Extracted records »

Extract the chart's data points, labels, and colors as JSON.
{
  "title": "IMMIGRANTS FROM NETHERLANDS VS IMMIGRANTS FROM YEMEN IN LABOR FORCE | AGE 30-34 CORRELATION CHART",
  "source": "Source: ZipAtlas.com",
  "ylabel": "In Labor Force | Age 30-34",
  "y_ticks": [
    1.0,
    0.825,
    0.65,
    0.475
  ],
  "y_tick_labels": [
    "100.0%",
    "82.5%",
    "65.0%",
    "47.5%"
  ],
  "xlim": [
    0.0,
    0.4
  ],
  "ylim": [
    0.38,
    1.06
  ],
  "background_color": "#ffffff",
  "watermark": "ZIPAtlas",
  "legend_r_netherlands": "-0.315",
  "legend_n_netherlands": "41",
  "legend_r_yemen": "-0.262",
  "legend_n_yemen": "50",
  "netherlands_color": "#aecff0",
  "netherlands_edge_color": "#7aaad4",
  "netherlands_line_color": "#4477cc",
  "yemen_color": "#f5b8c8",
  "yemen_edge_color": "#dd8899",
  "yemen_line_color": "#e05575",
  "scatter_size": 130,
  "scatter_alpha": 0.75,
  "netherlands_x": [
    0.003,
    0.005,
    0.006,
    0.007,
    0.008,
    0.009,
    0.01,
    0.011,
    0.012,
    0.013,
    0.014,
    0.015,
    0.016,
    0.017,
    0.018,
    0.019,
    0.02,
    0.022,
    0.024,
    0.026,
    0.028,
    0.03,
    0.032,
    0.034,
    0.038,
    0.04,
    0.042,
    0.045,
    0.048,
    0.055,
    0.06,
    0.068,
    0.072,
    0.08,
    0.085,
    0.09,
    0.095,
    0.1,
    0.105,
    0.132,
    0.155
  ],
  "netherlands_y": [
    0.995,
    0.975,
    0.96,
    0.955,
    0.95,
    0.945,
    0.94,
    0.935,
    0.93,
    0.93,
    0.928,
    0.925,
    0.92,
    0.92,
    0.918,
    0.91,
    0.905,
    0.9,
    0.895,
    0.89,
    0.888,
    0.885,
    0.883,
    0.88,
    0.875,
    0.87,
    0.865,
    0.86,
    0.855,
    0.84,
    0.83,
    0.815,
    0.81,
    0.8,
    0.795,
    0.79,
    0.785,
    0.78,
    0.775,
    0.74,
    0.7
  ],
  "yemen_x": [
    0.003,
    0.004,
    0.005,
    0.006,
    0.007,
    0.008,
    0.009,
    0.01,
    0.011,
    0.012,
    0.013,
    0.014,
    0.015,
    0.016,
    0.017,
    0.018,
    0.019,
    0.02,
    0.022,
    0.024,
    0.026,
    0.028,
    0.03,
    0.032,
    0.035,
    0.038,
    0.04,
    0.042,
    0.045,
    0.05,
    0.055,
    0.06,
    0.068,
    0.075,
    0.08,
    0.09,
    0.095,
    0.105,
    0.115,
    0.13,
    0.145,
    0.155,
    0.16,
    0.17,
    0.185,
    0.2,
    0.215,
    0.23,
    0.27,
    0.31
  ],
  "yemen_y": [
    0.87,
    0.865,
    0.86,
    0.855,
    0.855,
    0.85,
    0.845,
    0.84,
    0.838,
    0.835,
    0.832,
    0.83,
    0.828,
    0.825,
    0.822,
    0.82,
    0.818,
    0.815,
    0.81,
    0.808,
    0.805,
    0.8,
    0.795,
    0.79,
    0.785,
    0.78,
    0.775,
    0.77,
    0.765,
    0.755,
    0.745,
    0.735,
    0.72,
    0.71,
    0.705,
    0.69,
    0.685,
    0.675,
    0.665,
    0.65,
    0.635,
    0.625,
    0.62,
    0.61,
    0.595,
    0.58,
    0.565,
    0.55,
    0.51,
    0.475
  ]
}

Given request »
Print every entry exactly as it appears.

Written answer »
Extract the chart's data points, labels, and colors as JSON.
{
  "title": "IMMIGRANTS FROM NETHERLANDS VS IMMIGRANTS FROM YEMEN IN LABOR FORCE | AGE 30-34 CORRELATION CHART",
  "source": "Source: ZipAtlas.com",
  "ylabel": "In Labor Force | Age 30-34",
  "y_ticks": [
    1.0,
    0.825,
    0.65,
    0.475
  ],
  "y_tick_labels": [
    "100.0%",
    "82.5%",
    "65.0%",
    "47.5%"
  ],
  "xlim": [
    0.0,
    0.4
  ],
  "ylim": [
    0.38,
    1.06
  ],
  "background_color": "#ffffff",
  "watermark": "ZIPAtlas",
  "legend_r_netherlands": "-0.315",
  "legend_n_netherlands": "41",
  "legend_r_yemen": "-0.262",
  "legend_n_yemen": "50",
  "netherlands_color": "#aecff0",
  "netherlands_edge_color": "#7aaad4",
  "netherlands_line_color": "#4477cc",
  "yemen_color": "#f5b8c8",
  "yemen_edge_color": "#dd8899",
  "yemen_line_color": "#e05575",
  "scatter_size": 130,
  "scatter_alpha": 0.75,
  "netherlands_x": [
    0.003,
    0.005,
    0.006,
    0.007,
    0.008,
    0.009,
    0.01,
    0.011,
    0.012,
    0.013,
    0.014,
    0.015,
    0.016,
    0.017,
    0.018,
    0.019,
    0.02,
    0.022,
    0.024,
    0.026,
    0.028,
    0.03,
    0.032,
    0.034,
    0.038,
    0.04,
    0.042,
    0.045,
    0.048,
    0.055,
    0.06,
    0.068,
    0.072,
    0.08,
    0.085,
    0.09,
    0.095,
    0.1,
    0.105,
    0.132,
    0.155
  ],
  "netherlands_y": [
    0.995,
    0.975,
    0.96,
    0.955,
    0.95,
    0.945,
    0.94,
    0.935,
    0.93,
    0.93,
    0.928,
    0.925,
    0.92,
    0.92,
    0.918,
    0.91,
    0.905,
    0.9,
    0.895,
    0.89,
    0.888,
    0.885,
    0.883,
    0.88,
    0.875,
    0.87,
    0.865,
    0.86,
    0.855,
    0.84,
    0.83,
    0.815,
    0.81,
    0.8,
    0.795,
    0.79,
    0.785,
    0.78,
    0.775,
    0.74,
    0.7
  ],
  "yemen_x": [
    0.003,
    0.004,
    0.005,
    0.006,
    0.007,
    0.008,
    0.009,
    0.01,
    0.011,
    0.012,
    0.013,
    0.014,
    0.015,
    0.016,
    0.017,
    0.018,
    0.019,
    0.02,
    0.022,
    0.024,
    0.026,
    0.028,
    0.03,
    0.032,
    0.035,
    0.038,
    0.04,
    0.042,
    0.045,
    0.05,
    0.055,
    0.06,
    0.068,
    0.075,
    0.08,
    0.09,
    0.095,
    0.105,
    0.115,
    0.13,
    0.145,
    0.155,
    0.16,
    0.17,
    0.185,
    0.2,
    0.215,
    0.23,
    0.27,
    0.31
  ],
  "yemen_y": [
    0.87,
    0.865,
    0.86,
    0.855,
    0.855,
    0.85,
    0.845,
    0.84,
    0.838,
    0.835,
    0.832,
    0.83,
    0.828,
    0.825,
    0.822,
    0.82,
    0.818,
    0.815,
    0.81,
    0.808,
    0.805,
    0.8,
    0.795,
    0.79,
    0.785,
    0.78,
    0.775,
    0.77,
    0.765,
    0.755,
    0.745,
    0.735,
    0.72,
    0.71,
    0.705,
    0.69,
    0.685,
    0.675,
    0.665,
    0.65,
    0.635,
    0.625,
    0.62,
    0.61,
    0.595,
    0.58,
    0.565,
    0.55,
    0.51,
    0.475
  ]
}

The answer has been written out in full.